--- Problem to work on ---
Copy the data exactly as it appears, and do not include any pictures.

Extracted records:
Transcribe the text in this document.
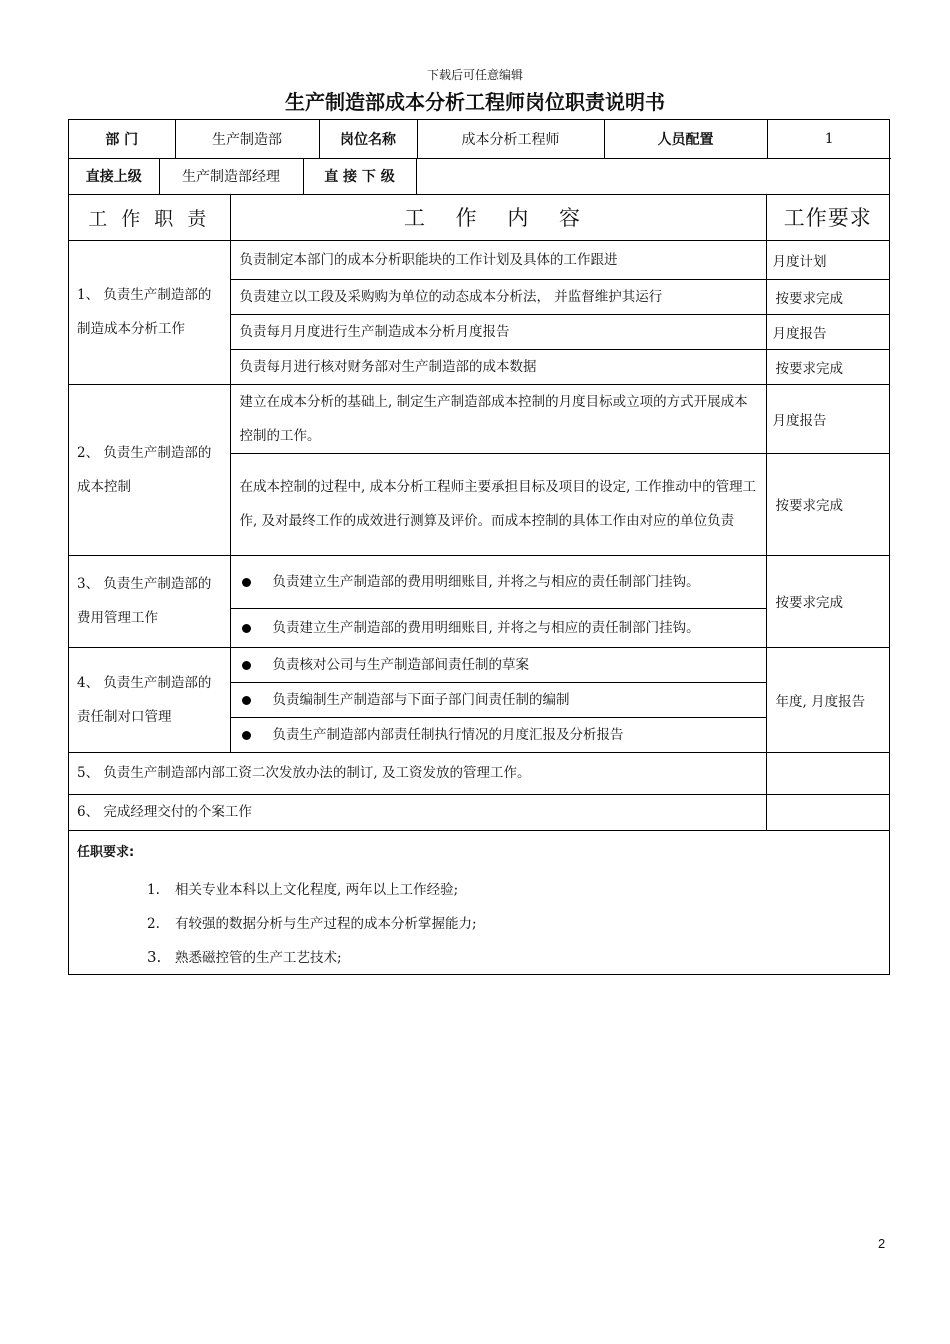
下载后可任意编辑
生产制造部成本分析工程师岗位职责说明书
部 门	生产制造部	岗位名称	成本分析工程师	人员配置	1
直接上级	生产制造部经理	直 接 下 级	
工 作 职 责	工 作 内 容	工作要求

1、 负责生产制造部的
制造成本分析工作	负责制定本部门的成本分析职能块的工作计划及具体的工作跟进	月度计划
	负责建立以工段及采购购为单位的动态成本分析法， 并监督维护其运行	按要求完成
	负责每月月度进行生产制造成本分析月度报告	月度报告
	负责每月进行核对财务部对生产制造部的成本数据	按要求完成

2、 负责生产制造部的
成本控制	建立在成本分析的基础上, 制定生产制造部成本控制的月度目标或立项的方式开展成本控制的工作。	月度报告
	在成本控制的过程中, 成本分析工程师主要承担目标及项目的设定, 工作推动中的管理工作, 及对最终工作的成效进行测算及评价。而成本控制的具体工作由对应的单位负责	按要求完成

3、 负责生产制造部的
费用管理工作	负责建立生产制造部的费用明细账目, 并将之与相应的责任制部门挂钩。	按要求完成
	负责建立生产制造部的费用明细账目, 并将之与相应的责任制部门挂钩。	

4、 负责生产制造部的
责任制对口管理	负责核对公司与生产制造部间责任制的草案	年度, 月度报告
	负责编制生产制造部与下面子部门间责任制的编制	
	负责生产制造部内部责任制执行情况的月度汇报及分析报告	
5、 负责生产制造部内部工资二次发放办法的制订, 及工资发放的管理工作。		
6、 完成经理交付的个案工作		

任职要求:
1. 相关专业本科以上文化程度, 两年以上工作经验;
2. 有较强的数据分析与生产过程的成本分析掌握能力;
3. 熟悉磁控管的生产工艺技术;		
2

--- Written solution ---
Transcribe the text in this document.
下载后可任意编辑
生产制造部成本分析工程师岗位职责说明书
部 门	生产制造部	岗位名称	成本分析工程师	人员配置	1
直接上级	生产制造部经理	直 接 下 级	
工 作 职 责	工 作 内 容	工作要求

1、 负责生产制造部的
制造成本分析工作	负责制定本部门的成本分析职能块的工作计划及具体的工作跟进	月度计划
	负责建立以工段及采购购为单位的动态成本分析法， 并监督维护其运行	按要求完成
	负责每月月度进行生产制造成本分析月度报告	月度报告
	负责每月进行核对财务部对生产制造部的成本数据	按要求完成

2、 负责生产制造部的
成本控制	建立在成本分析的基础上, 制定生产制造部成本控制的月度目标或立项的方式开展成本控制的工作。	月度报告
	在成本控制的过程中, 成本分析工程师主要承担目标及项目的设定, 工作推动中的管理工作, 及对最终工作的成效进行测算及评价。而成本控制的具体工作由对应的单位负责	按要求完成

3、 负责生产制造部的
费用管理工作	负责建立生产制造部的费用明细账目, 并将之与相应的责任制部门挂钩。	按要求完成
	负责建立生产制造部的费用明细账目, 并将之与相应的责任制部门挂钩。	

4、 负责生产制造部的
责任制对口管理	负责核对公司与生产制造部间责任制的草案	年度, 月度报告
	负责编制生产制造部与下面子部门间责任制的编制	
	负责生产制造部内部责任制执行情况的月度汇报及分析报告	
5、 负责生产制造部内部工资二次发放办法的制订, 及工资发放的管理工作。		
6、 完成经理交付的个案工作		

任职要求:
1. 相关专业本科以上文化程度, 两年以上工作经验;
2. 有较强的数据分析与生产过程的成本分析掌握能力;
3. 熟悉磁控管的生产工艺技术;		
2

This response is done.